(Listed records)
· · · · ·

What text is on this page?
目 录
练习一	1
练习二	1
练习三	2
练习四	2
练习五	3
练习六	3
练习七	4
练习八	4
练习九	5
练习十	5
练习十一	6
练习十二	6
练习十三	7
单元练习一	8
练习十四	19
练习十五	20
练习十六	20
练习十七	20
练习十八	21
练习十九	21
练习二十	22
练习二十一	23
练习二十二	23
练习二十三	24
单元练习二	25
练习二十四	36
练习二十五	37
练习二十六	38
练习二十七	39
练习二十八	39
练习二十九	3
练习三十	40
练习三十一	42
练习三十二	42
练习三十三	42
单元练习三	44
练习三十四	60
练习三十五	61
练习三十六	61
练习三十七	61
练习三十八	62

· · · · ·

(Work instructions) Reproduce all the data word for word.

(Problem solution)
What text is on this page?
目 录
练习一	1
练习二	1
练习三	2
练习四	2
练习五	3
练习六	3
练习七	4
练习八	4
练习九	5
练习十	5
练习十一	6
练习十二	6
练习十三	7
单元练习一	8
练习十四	19
练习十五	20
练习十六	20
练习十七	20
练习十八	21
练习十九	21
练习二十	22
练习二十一	23
练习二十二	23
练习二十三	24
单元练习二	25
练习二十四	36
练习二十五	37
练习二十六	38
练习二十七	39
练习二十八	39
练习二十九	3
练习三十	40
练习三十一	42
练习三十二	42
练习三十三	42
单元练习三	44
练习三十四	60
练习三十五	61
练习三十六	61
练习三十七	61
练习三十八	62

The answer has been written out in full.